Starting with the line that includes "Extract all readable text from this page.", write out every remaining line of the records below exactly as it appears, leaving out any images.

[A run of records]

=-=-=

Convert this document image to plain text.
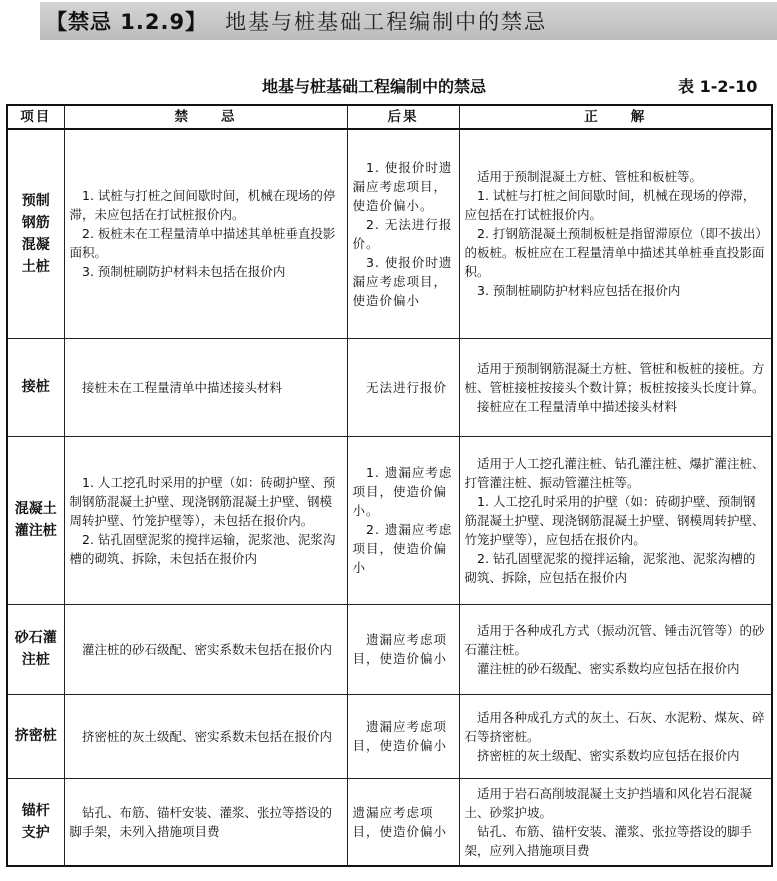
【禁忌 1.2.9】 地基与桩基础工程编制中的禁忌
地基与桩基础工程编制中的禁忌	表 1-2-10
项目	禁　　忌	后果	正　　解
预制
钢筋
混凝
土桩	　1. 试桩与打桩之间间歇时间，机械在现场的停滞，未应包括在打试桩报价内。
　2. 板桩未在工程量清单中描述其单桩垂直投影面积。
　3. 预制桩刷防护材料未包括在报价内	　1. 使报价时遗漏应考虑项目，使造价偏小。
　2. 无法进行报价。
　3. 使报价时遗漏应考虑项目，使造价偏小	　适用于预制混凝土方桩、管桩和板桩等。
　1. 试桩与打桩之间间歇时间，机械在现场的停滞，应包括在打试桩报价内。
　2. 打钢筋混凝土预制板桩是指留滞原位（即不拔出）的板桩。板桩应在工程量清单中描述其单桩垂直投影面积。
　3. 预制桩刷防护材料应包括在报价内
接桩	　接桩未在工程量清单中描述接头材料	　无法进行报价	　适用于预制钢筋混凝土方桩、管桩和板桩的接桩。方桩、管桩接桩按接头个数计算；板桩按接头长度计算。
　接桩应在工程量清单中描述接头材料
混凝土
灌注桩	　1. 人工挖孔时采用的护壁（如：砖砌护壁、预制钢筋混凝土护壁、现浇钢筋混凝土护壁、钢模周转护壁、竹笼护壁等），未包括在报价内。
　2. 钻孔固壁泥浆的搅拌运输，泥浆池、泥浆沟槽的砌筑、拆除，未包括在报价内	　1. 遗漏应考虑项目，使造价偏小。
　2. 遗漏应考虑项目，使造价偏小	　适用于人工挖孔灌注桩、钻孔灌注桩、爆扩灌注桩、打管灌注桩、振动管灌注桩等。
　1. 人工挖孔时采用的护壁（如：砖砌护壁、预制钢筋混凝土护壁、现浇钢筋混凝土护壁、钢模周转护壁、竹笼护壁等），应包括在报价内。
　2. 钻孔固壁泥浆的搅拌运输，泥浆池、泥浆沟槽的砌筑、拆除，应包括在报价内
砂石灌
注桩	　灌注桩的砂石级配、密实系数未包括在报价内	　遗漏应考虑项目，使造价偏小	　适用于各种成孔方式（振动沉管、锤击沉管等）的砂石灌注桩。
　灌注桩的砂石级配、密实系数均应包括在报价内
挤密桩	　挤密桩的灰土级配、密实系数未包括在报价内	　遗漏应考虑项目，使造价偏小	　适用各种成孔方式的灰土、石灰、水泥粉、煤灰、碎石等挤密桩。
　挤密桩的灰土级配、密实系数均应包括在报价内
锚杆
支护	　钻孔、布筋、锚杆安装、灌浆、张拉等搭设的脚手架，未列入措施项目费	遗漏应考虑项目，使造价偏小	　适用于岩石高削坡混凝土支护挡墙和风化岩石混凝土、砂浆护坡。
　钻孔、布筋、锚杆安装、灌浆、张拉等搭设的脚手架，应列入措施项目费
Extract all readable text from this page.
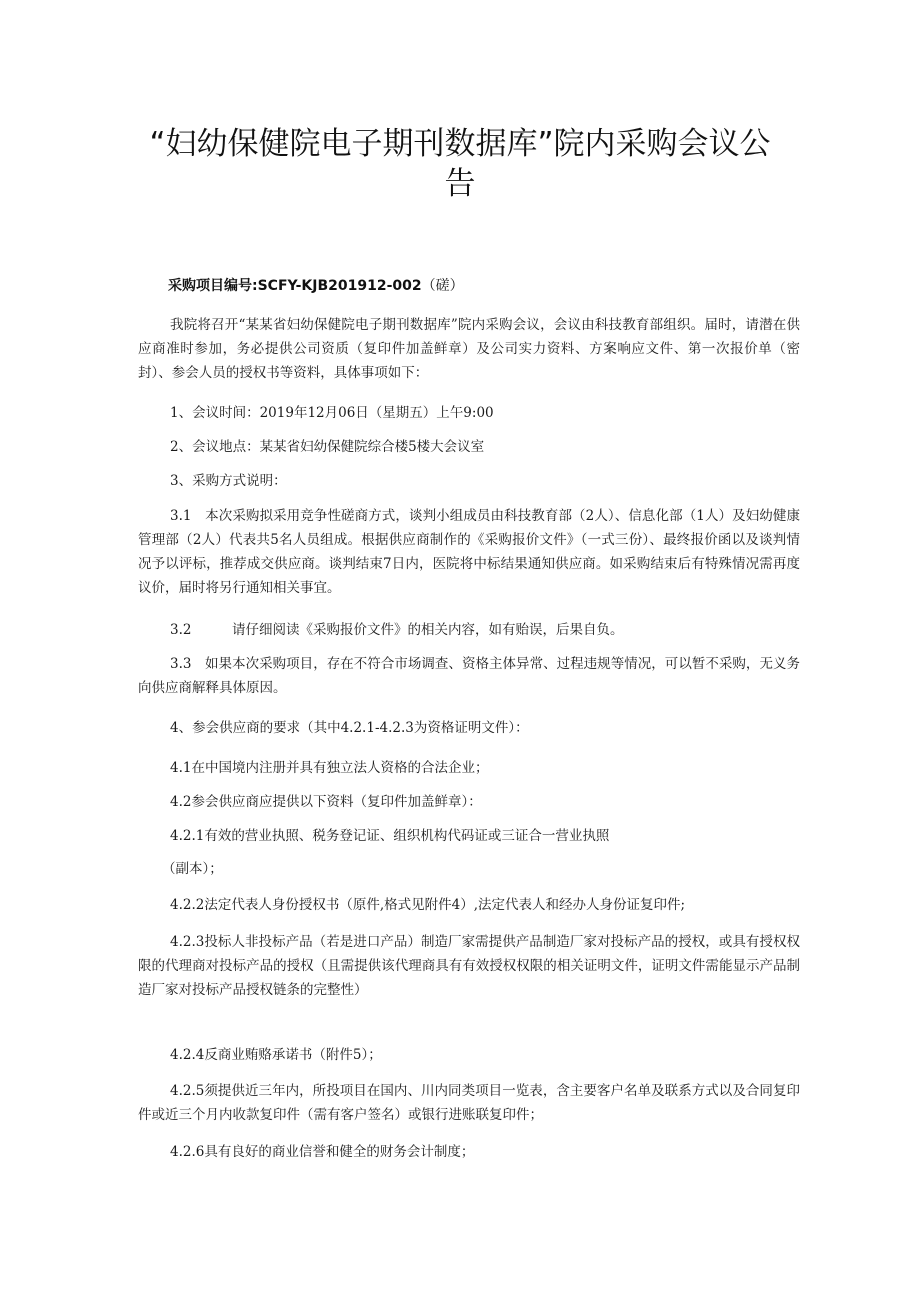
“妇幼保健院电子期刊数据库”院内采购会议公
告
采购项目编号:SCFY-KJB201912-002（磋）

我院将召开“某某省妇幼保健院电子期刊数据库”院内采购会议，会议由科技教育部组织。届时，请潜在供应商准时参加，务必提供公司资质（复印件加盖鲜章）及公司实力资料、方案响应文件、第一次报价单（密封）、参会人员的授权书等资料，具体事项如下：

1、会议时间：2019年12月06日（星期五）上午9:00

2、会议地点：某某省妇幼保健院综合楼5楼大会议室

3、采购方式说明：

3.1　本次采购拟采用竞争性磋商方式，谈判小组成员由科技教育部（2人）、信息化部（1人）及妇幼健康管理部（2人）代表共5名人员组成。根据供应商制作的《采购报价文件》（一式三份）、最终报价函以及谈判情况予以评标，推荐成交供应商。谈判结束7日内，医院将中标结果通知供应商。如采购结束后有特殊情况需再度议价，届时将另行通知相关事宜。

3.2　　　请仔细阅读《采购报价文件》的相关内容，如有贻误，后果自负。

3.3　如果本次采购项目，存在不符合市场调查、资格主体异常、过程违规等情况，可以暂不采购，无义务向供应商解释具体原因。

4、参会供应商的要求（其中4.2.1-4.2.3为资格证明文件）：

4.1在中国境内注册并具有独立法人资格的合法企业；

4.2参会供应商应提供以下资料（复印件加盖鲜章）：

4.2.1有效的营业执照、税务登记证、组织机构代码证或三证合一营业执照

（副本）；

4.2.2法定代表人身份授权书（原件,格式见附件4）,法定代表人和经办人身份证复印件;

4.2.3投标人非投标产品（若是进口产品）制造厂家需提供产品制造厂家对投标产品的授权，或具有授权权限的代理商对投标产品的授权（且需提供该代理商具有有效授权权限的相关证明文件，证明文件需能显示产品制造厂家对投标产品授权链条的完整性）

4.2.4反商业贿赂承诺书（附件5）；

4.2.5须提供近三年内，所投项目在国内、川内同类项目一览表，含主要客户名单及联系方式以及合同复印件或近三个月内收款复印件（需有客户签名）或银行进账联复印件；

4.2.6具有良好的商业信誉和健全的财务会计制度；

=-=-=

» **IN RESPONSE**
Extract all readable text from this page.
“妇幼保健院电子期刊数据库”院内采购会议公
告
采购项目编号:SCFY-KJB201912-002（磋）

我院将召开“某某省妇幼保健院电子期刊数据库”院内采购会议，会议由科技教育部组织。届时，请潜在供应商准时参加，务必提供公司资质（复印件加盖鲜章）及公司实力资料、方案响应文件、第一次报价单（密封）、参会人员的授权书等资料，具体事项如下：

1、会议时间：2019年12月06日（星期五）上午9:00

2、会议地点：某某省妇幼保健院综合楼5楼大会议室

3、采购方式说明：

3.1　本次采购拟采用竞争性磋商方式，谈判小组成员由科技教育部（2人）、信息化部（1人）及妇幼健康管理部（2人）代表共5名人员组成。根据供应商制作的《采购报价文件》（一式三份）、最终报价函以及谈判情况予以评标，推荐成交供应商。谈判结束7日内，医院将中标结果通知供应商。如采购结束后有特殊情况需再度议价，届时将另行通知相关事宜。

3.2　　　请仔细阅读《采购报价文件》的相关内容，如有贻误，后果自负。

3.3　如果本次采购项目，存在不符合市场调查、资格主体异常、过程违规等情况，可以暂不采购，无义务向供应商解释具体原因。

4、参会供应商的要求（其中4.2.1-4.2.3为资格证明文件）：

4.1在中国境内注册并具有独立法人资格的合法企业；

4.2参会供应商应提供以下资料（复印件加盖鲜章）：

4.2.1有效的营业执照、税务登记证、组织机构代码证或三证合一营业执照

（副本）；

4.2.2法定代表人身份授权书（原件,格式见附件4）,法定代表人和经办人身份证复印件;

4.2.3投标人非投标产品（若是进口产品）制造厂家需提供产品制造厂家对投标产品的授权，或具有授权权限的代理商对投标产品的授权（且需提供该代理商具有有效授权权限的相关证明文件，证明文件需能显示产品制造厂家对投标产品授权链条的完整性）

4.2.4反商业贿赂承诺书（附件5）；

4.2.5须提供近三年内，所投项目在国内、川内同类项目一览表，含主要客户名单及联系方式以及合同复印件或近三个月内收款复印件（需有客户签名）或银行进账联复印件；

4.2.6具有良好的商业信誉和健全的财务会计制度；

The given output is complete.